===== EXTRACT

Barbiere added that Dubset is in “late-stage discussions” with other streaming services that are territorial competitors with Rhapsody, but emphasized that Rhapsody’s investment does not affect its ability to partner with other companies in the sector. He said Dubset has always taken a “neutral and agnostic approach” in creating its content distribution platform. Among the company’s goals is to create a formal royalty structure for fractional pieces of music found in mixed and mashed-up content, while maintaining a sustainable rights-resolution path for DJs to monetize their work.
Founded in 2010, Dubset hasn’t disclosed how much it has raised in either its angel rounds or Series A and B rounds. Barbiere identified AVM Partners, a digital media investor with a Latin American focus, as the leader of its late 2013 Series A installment, and said Rhapsody led the new round.
Dubset recently introduced an embeddable music player utility for DJ-oriented content. Barbiere said the player is already in place on ArtistDirect, and the company is in the process of launching similar players for blogs and Facebook over the next month.
Rhapsody revealed last month that its subscriber base increased 63% year-over-year to 1.7 million worldwide, thanks in part to deals with mobile carriers such as Telefonica, E-plus and SFR.https://www.billboard.com/biz/articles/news/digital-and-mobile/6041366/power-of-mobile-rings-rhapsody-back-to-growth-analysis The thirteen-year-old company’s service is branded as Napster in Europe, following a 2011 asset acquisition; Rhapsody was owned by RealNetworks from 2003 to 2010.
Despite jumpstarting its growth, Rhapsody still lags behind apparent market leader Spotify, which claimed more than 6 million paying customers worldwide among more than 24 million active users worldwide, most of whom use its free ad-supported version. Others in the field, including Rdio and newcomer Beats Music, haven’t released subscriber numbers.

==========

Say whether each of these statements agrees with the Dubset article, answering yes or no and quoting the article's words that decide it: (a) Rhapsody's investment limits Dubset's ability to partner with other companies in the sector; (b) AVM Partners led Dubset's Series A round; (c) Rhapsody's service goes by the name Napster in Europe.

===== PROVIDED DATA

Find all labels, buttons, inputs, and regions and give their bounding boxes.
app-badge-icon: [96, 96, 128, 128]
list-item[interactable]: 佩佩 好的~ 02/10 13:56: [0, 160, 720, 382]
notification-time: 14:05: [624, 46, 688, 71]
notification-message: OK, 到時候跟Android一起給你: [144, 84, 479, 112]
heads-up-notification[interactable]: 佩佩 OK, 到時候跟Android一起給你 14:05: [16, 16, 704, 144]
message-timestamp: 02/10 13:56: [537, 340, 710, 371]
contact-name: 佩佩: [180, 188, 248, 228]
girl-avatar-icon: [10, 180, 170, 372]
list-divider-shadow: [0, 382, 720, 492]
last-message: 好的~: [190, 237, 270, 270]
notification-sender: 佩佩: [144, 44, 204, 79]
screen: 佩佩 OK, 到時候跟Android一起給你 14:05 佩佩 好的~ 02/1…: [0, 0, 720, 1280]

==========

** EXERCISE RESULT **
(a) No: "Rhapsody’s investment does not affect its ability to partner with other companies in the sector"
(b) Yes: "AVM Partners, a digital media investor with a Latin American focus, as the leader of its late 2013 Series A installment"
(c) Yes: "The thirteen-year-old company’s service is branded as Napster in Europe"